— Written task —
Locate each line in the records containing "structured". Copy it.
—————
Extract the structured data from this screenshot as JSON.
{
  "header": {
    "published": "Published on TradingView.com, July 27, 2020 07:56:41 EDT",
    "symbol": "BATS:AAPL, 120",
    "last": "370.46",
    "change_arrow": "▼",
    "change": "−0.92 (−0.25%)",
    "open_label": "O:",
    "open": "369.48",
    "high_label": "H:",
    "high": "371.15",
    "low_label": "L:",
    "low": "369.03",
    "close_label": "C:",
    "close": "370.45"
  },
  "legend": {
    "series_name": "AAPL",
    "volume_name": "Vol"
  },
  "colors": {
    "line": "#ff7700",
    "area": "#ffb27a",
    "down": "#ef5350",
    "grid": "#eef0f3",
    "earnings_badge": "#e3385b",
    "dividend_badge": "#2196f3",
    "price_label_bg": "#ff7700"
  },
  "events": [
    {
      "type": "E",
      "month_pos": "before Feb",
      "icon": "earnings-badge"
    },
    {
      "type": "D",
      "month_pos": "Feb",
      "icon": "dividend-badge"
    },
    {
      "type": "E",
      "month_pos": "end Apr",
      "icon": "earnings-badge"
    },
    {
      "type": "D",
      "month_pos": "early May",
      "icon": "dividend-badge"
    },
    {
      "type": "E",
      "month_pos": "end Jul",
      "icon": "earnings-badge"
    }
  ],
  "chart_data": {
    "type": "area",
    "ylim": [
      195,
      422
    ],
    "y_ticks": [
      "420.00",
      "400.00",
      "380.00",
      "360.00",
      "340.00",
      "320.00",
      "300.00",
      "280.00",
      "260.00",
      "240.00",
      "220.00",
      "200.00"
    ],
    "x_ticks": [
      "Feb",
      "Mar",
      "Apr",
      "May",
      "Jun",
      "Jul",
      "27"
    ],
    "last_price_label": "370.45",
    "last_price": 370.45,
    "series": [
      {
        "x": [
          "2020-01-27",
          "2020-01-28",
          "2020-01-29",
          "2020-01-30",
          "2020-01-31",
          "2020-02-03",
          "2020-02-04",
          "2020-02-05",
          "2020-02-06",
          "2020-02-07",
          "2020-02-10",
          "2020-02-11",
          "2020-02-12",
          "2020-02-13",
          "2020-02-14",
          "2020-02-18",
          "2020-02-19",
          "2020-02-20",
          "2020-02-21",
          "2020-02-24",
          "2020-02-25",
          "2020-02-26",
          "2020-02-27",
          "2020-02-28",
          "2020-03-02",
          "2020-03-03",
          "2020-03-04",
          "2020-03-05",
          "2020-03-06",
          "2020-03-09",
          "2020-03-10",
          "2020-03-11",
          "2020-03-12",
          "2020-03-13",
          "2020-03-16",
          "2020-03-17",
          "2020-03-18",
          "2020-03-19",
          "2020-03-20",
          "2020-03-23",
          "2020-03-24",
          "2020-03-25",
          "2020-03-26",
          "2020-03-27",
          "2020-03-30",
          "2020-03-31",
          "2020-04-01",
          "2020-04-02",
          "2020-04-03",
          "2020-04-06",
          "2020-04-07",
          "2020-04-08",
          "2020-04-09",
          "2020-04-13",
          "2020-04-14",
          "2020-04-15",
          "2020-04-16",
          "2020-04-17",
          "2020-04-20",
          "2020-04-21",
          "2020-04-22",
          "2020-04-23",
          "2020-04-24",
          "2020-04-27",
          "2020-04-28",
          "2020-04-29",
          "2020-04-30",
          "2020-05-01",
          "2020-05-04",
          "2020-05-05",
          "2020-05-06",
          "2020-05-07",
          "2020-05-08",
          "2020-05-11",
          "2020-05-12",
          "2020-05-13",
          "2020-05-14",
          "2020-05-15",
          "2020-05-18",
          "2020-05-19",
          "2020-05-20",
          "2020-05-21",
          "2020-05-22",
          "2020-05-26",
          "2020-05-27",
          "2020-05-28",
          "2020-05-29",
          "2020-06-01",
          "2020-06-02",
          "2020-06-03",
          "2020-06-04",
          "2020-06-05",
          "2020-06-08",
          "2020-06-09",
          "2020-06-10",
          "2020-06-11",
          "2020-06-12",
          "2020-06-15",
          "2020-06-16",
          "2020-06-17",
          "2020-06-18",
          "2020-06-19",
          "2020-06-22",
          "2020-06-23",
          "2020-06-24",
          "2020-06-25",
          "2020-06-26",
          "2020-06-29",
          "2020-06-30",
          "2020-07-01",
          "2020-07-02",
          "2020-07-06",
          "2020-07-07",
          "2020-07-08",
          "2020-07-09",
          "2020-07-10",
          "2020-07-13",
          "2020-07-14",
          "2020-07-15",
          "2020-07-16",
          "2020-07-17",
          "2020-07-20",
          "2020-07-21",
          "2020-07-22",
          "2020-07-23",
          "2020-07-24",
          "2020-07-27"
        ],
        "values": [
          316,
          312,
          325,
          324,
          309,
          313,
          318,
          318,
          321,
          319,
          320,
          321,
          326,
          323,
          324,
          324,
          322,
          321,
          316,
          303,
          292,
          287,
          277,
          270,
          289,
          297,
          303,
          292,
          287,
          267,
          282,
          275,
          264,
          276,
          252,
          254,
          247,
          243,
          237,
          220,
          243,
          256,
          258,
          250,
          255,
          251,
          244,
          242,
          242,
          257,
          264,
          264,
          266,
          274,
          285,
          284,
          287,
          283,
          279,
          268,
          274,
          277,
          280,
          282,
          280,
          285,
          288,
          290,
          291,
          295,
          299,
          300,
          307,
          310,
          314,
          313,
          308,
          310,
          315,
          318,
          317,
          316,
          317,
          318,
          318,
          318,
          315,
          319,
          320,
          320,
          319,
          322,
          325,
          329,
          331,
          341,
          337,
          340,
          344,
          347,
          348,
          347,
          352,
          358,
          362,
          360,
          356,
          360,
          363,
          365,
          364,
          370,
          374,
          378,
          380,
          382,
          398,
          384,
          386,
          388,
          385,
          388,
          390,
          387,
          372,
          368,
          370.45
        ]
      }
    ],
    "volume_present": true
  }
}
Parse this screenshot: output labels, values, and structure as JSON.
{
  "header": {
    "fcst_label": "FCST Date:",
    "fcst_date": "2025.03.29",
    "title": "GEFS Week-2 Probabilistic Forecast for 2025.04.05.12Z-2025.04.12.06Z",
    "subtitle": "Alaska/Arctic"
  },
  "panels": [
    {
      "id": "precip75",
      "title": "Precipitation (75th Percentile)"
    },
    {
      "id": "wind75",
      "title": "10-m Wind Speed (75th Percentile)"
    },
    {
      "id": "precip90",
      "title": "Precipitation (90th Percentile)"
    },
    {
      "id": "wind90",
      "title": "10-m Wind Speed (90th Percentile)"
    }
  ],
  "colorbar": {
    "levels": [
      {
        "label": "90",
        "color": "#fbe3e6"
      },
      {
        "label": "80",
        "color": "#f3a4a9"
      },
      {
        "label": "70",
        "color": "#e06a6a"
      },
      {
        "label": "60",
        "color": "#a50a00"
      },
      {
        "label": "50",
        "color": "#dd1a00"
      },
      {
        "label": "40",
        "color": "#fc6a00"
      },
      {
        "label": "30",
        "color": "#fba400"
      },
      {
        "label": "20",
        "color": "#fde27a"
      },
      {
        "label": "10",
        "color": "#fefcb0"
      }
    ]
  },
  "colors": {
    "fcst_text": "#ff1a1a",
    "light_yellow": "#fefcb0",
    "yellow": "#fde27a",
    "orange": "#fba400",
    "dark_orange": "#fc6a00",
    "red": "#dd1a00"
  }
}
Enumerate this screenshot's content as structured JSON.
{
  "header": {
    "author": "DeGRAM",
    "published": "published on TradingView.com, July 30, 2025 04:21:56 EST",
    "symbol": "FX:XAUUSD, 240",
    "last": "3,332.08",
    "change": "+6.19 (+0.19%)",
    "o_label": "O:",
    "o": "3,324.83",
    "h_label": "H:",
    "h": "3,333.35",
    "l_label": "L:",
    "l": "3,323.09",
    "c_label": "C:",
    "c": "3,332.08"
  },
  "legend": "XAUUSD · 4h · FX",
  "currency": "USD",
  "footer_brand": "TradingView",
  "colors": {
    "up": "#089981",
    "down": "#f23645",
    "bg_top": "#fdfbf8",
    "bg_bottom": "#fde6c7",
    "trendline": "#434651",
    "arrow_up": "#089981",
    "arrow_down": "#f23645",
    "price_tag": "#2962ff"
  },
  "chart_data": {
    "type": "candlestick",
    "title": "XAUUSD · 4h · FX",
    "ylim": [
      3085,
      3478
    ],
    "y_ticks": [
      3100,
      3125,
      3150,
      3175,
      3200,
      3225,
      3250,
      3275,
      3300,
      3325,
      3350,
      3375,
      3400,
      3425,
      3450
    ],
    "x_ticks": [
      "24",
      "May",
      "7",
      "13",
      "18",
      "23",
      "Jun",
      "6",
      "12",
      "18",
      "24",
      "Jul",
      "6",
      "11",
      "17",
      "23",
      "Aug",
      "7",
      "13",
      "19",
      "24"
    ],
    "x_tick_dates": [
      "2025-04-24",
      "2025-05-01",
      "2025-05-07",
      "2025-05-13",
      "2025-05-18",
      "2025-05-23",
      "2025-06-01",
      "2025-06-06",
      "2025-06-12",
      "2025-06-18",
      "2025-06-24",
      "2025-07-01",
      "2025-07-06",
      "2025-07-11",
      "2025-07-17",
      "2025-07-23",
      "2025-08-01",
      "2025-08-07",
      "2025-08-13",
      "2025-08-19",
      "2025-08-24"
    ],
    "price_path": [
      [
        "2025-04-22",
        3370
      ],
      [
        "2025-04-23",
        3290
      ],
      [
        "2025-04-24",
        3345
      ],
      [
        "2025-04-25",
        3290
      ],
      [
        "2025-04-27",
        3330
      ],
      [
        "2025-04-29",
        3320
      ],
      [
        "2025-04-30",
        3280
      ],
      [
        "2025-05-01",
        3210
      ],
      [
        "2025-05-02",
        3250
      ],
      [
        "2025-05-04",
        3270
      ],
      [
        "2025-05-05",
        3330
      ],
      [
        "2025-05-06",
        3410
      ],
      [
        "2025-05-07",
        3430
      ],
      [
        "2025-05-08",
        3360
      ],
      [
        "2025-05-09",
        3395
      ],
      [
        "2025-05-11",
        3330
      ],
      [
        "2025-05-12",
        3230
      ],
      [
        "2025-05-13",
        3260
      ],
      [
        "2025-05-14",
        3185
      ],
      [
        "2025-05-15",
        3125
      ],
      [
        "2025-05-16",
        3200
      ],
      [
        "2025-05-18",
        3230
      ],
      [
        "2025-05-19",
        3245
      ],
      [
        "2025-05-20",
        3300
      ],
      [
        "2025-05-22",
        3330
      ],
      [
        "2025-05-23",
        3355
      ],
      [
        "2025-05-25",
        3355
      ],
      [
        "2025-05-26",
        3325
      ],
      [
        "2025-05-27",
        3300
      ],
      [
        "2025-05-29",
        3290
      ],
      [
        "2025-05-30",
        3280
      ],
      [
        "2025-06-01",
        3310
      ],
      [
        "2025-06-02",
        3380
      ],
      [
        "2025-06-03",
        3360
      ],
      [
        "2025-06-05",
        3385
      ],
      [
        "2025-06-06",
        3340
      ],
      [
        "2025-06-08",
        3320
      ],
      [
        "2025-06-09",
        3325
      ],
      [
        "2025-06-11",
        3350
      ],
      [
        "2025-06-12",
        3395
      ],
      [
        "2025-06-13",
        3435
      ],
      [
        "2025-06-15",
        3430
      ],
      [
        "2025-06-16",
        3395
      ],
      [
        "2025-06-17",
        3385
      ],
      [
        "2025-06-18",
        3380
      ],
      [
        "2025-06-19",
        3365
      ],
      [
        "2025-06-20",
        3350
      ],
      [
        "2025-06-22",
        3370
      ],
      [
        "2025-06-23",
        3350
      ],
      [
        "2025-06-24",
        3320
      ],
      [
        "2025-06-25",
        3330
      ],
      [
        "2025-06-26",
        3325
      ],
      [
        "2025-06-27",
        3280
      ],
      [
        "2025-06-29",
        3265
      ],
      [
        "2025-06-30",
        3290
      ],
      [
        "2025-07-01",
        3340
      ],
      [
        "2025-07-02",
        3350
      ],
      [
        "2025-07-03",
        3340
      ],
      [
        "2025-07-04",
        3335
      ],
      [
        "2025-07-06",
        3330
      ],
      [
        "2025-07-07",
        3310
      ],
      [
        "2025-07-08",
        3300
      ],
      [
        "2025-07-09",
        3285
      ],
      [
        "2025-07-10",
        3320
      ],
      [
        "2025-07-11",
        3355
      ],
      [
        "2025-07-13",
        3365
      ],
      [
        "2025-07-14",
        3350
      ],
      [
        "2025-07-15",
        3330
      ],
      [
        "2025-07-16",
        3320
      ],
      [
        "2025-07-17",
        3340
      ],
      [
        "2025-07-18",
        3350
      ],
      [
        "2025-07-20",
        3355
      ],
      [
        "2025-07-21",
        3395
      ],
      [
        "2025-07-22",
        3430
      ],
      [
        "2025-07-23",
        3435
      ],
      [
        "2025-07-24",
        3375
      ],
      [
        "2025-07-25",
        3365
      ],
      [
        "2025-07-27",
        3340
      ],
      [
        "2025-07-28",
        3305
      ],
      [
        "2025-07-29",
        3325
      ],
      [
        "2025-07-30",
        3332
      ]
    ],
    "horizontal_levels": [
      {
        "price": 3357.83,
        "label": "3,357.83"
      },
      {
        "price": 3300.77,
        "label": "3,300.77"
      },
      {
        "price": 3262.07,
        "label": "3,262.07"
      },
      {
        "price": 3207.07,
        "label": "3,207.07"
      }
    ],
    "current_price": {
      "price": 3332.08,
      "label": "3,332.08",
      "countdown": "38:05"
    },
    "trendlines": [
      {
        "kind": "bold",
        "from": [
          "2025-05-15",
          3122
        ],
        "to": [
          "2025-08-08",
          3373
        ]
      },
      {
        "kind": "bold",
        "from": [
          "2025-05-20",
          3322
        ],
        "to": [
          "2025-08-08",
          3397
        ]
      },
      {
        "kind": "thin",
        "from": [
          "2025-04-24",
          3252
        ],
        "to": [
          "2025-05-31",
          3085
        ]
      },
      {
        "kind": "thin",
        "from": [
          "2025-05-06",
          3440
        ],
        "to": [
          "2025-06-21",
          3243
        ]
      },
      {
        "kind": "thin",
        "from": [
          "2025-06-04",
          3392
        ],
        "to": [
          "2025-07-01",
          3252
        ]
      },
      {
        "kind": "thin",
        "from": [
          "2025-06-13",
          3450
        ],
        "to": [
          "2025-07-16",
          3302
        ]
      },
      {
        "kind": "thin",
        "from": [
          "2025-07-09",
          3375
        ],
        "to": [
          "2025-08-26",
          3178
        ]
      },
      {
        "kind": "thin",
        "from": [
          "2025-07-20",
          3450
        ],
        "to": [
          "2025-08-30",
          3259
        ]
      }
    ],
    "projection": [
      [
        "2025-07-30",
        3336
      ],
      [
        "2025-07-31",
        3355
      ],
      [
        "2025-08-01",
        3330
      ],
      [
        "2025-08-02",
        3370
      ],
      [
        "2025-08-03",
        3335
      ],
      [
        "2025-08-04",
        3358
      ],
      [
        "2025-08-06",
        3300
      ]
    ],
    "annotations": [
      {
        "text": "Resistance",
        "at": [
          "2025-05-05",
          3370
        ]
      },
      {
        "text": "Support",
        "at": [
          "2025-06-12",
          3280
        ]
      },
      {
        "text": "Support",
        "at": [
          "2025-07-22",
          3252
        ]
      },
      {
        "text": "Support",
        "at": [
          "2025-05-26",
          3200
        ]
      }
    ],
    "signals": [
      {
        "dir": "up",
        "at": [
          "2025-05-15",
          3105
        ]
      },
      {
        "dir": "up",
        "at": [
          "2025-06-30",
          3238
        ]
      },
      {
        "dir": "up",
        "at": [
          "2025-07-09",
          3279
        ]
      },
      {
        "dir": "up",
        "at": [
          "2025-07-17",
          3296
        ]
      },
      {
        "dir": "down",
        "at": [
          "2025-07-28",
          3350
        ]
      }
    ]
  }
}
—————
— Expected output —
Extract the structured data from this screenshot as JSON.
Enumerate this screenshot's content as structured JSON.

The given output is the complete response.